SELECTED TEXT:

'''

No wonder we think like that. But we have to change that in our own life. If we
expect... It's not the guys, the guys aren't our problem anymore. They're not
strong enough to be our problem (laughter). I love the guys, don't get me wrong. But some women are tougher and harder and crueler than any man I've ever known. If you learn about gender, okay? When I talk about guys I'm talking about archetypes. I'm not talking about boys... that, you know, are trying to create in
expressing themselves. Many more boys are much more in touch with that side of
themselves than some women. I know, so let's just stop making those excuses. But
Under the Pink was about archetypes. I was not ready to go back into my irrational
self. I was just too exposed. So hopefully on this next record, I'll be able to
do that again.
Question: Are all of your songs based on personal experience, or do you just create some that are fictional?
Tori Amos: Well, it depends really, doesn't it? I mean,
it's the etheric realm, where I don't know what's real or not real sometimes,
you know. I think, um, anything that's from your observation, even if you're
watching... This whole front row, right? We can all see the same thing and
write about it, and it will be a completely different interpretation, because
of where you (points) grew up, because of what you went through, you're gonna
see it differently. You might be laughing your head off, and that woman on the
end might be pulling her hair out. You know, you see what I mean? You can only
interpret something from what your experiences are. What is objectivity? I
mean, Jesus Christ, I went to church for four days a week for 21 Years, do
you think I'm objective about Christianity? Give me a break (laughter).
Question: I was wondering if there's any artists who have influenced your music, and if there are any artists you plan to work with in the near future?
Tori Amos: Um, let me think... Dali, I think was a big
influence (shrugs and laughs). I just pick up paintings. I'm kind of not
really versed in that world but I just get a lot of books and I look at them
and just .. don't know what I'm really looking at. But the colors .. give me
tone. It's about tone. When I meet someone, I hear a tone. You know, I could
look at some guy and... there was this guy on the plane I met, Peter Gabriel's
percussionist, we didn't know he's from Africa ... and he looked at me and
he went (imitates a piano player) and I went (imitates a congo player)

'''

RECORDS PROVIDED:
'''

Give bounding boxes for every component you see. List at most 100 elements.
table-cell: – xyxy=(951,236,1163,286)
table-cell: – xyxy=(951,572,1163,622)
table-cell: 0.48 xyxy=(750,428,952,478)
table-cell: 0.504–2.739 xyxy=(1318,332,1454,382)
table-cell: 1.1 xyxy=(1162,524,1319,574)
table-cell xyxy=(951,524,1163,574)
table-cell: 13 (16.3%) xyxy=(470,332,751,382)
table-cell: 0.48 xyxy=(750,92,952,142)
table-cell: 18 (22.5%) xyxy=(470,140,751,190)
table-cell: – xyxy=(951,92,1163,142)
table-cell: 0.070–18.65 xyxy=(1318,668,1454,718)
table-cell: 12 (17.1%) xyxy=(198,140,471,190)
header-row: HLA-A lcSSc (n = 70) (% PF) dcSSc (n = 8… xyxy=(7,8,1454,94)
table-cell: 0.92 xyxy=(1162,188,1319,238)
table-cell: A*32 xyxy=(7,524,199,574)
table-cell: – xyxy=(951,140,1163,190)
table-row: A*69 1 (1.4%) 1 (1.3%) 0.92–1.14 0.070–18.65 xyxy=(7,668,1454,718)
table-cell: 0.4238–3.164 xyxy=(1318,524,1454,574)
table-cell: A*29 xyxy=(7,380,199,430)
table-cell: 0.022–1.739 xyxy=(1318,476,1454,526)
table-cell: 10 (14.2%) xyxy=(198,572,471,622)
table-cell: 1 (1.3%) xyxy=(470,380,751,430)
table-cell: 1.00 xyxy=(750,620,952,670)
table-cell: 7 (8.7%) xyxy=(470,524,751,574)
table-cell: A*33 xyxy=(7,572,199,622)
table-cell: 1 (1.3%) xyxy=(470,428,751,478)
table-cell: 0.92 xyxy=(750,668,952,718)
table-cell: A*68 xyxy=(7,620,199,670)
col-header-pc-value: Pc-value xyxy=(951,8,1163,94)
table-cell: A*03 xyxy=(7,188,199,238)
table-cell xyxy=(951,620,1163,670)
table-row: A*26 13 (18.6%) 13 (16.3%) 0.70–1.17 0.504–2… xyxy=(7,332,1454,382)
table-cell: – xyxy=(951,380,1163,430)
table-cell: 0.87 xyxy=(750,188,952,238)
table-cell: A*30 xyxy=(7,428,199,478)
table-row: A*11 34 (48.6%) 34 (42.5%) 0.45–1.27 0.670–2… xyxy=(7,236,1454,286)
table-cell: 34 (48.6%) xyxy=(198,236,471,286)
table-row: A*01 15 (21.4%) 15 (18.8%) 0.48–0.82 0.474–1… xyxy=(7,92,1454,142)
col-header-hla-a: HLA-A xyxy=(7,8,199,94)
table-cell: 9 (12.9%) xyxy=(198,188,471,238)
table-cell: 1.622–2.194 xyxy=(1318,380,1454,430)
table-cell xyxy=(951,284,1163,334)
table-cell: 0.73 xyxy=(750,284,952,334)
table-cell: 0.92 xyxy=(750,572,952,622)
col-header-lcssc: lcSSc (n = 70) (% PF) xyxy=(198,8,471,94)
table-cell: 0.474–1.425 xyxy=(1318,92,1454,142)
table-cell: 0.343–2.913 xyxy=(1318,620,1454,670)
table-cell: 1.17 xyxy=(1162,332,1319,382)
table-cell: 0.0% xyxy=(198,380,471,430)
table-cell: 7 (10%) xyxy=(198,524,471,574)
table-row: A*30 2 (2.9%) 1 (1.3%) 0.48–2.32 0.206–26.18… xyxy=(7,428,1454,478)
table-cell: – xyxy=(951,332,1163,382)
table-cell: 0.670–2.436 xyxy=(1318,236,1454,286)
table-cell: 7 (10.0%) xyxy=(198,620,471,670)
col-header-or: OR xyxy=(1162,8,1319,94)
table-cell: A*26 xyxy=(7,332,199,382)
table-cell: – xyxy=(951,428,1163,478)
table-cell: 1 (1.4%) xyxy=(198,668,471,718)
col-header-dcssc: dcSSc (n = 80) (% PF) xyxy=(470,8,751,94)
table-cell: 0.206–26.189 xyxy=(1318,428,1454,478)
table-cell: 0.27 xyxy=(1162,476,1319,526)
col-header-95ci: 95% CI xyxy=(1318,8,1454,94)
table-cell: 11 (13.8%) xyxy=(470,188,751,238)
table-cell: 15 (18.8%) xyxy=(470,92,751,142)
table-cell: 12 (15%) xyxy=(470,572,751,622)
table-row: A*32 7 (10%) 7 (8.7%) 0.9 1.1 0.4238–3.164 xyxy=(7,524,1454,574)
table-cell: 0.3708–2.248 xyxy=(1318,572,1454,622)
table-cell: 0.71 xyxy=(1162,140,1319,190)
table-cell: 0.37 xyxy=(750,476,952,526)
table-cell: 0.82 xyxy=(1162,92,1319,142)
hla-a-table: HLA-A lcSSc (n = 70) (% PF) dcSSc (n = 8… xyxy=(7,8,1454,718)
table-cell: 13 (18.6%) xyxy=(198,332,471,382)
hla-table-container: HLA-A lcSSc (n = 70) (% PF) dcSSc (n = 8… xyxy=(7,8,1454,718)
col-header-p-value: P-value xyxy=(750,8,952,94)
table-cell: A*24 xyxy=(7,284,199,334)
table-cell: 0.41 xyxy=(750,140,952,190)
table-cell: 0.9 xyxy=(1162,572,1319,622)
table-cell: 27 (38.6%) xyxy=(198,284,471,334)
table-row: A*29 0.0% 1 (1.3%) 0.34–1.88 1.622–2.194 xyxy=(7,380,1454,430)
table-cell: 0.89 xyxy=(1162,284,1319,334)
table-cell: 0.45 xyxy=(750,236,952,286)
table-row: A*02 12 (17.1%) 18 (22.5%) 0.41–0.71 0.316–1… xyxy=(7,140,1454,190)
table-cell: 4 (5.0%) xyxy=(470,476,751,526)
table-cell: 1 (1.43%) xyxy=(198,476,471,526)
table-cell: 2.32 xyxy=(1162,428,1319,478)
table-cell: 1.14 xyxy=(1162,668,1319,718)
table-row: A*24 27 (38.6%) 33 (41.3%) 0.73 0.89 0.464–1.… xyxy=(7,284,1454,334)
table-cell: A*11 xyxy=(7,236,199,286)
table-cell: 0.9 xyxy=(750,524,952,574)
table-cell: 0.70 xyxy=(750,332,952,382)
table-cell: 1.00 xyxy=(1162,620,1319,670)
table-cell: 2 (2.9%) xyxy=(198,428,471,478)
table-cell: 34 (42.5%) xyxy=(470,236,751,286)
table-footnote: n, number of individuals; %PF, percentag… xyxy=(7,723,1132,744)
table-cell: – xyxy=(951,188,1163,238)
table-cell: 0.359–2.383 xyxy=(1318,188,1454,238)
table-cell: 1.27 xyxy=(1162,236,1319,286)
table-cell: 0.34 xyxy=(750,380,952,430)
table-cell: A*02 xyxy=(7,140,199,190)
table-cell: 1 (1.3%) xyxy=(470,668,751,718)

'''

REQUIRED ACTION 1:
From the Tori Amos interview, extract the passage that begins at the words "No wonder we" and stops after "do that again.".
REQUIRED ACTION 2:
In the Tori Amos interview, how often and for how long does Amos say she went to church?
REQUIRED ACTION 3:
List the comparative adjectives that Amos uses in the Tori Amos interview to describe how some women compare with any man she has known.

EXPECTED ANSWER 1:
No wonder we think like that. But we have to change that in our own life. If we
expect... It's not the guys, the guys aren't our problem anymore. They're not
strong enough to be our problem (laughter). I love the guys, don't get me wrong. But some women are tougher and harder and crueler than any man I've ever known. If you learn about gender, okay? When I talk about guys I'm talking about archetypes. I'm not talking about boys... that, you know, are trying to create in
expressing themselves. Many more boys are much more in touch with that side of
themselves than some women. I know, so let's just stop making those excuses. But
Under the Pink was about archetypes. I was not ready to go back into my irrational
self. I was just too exposed. So hopefully on this next record, I'll be able to
do that again.

EXPECTED ANSWER 2:
Four days a week for 21 years.

EXPECTED ANSWER 3:
tougher, harder, crueler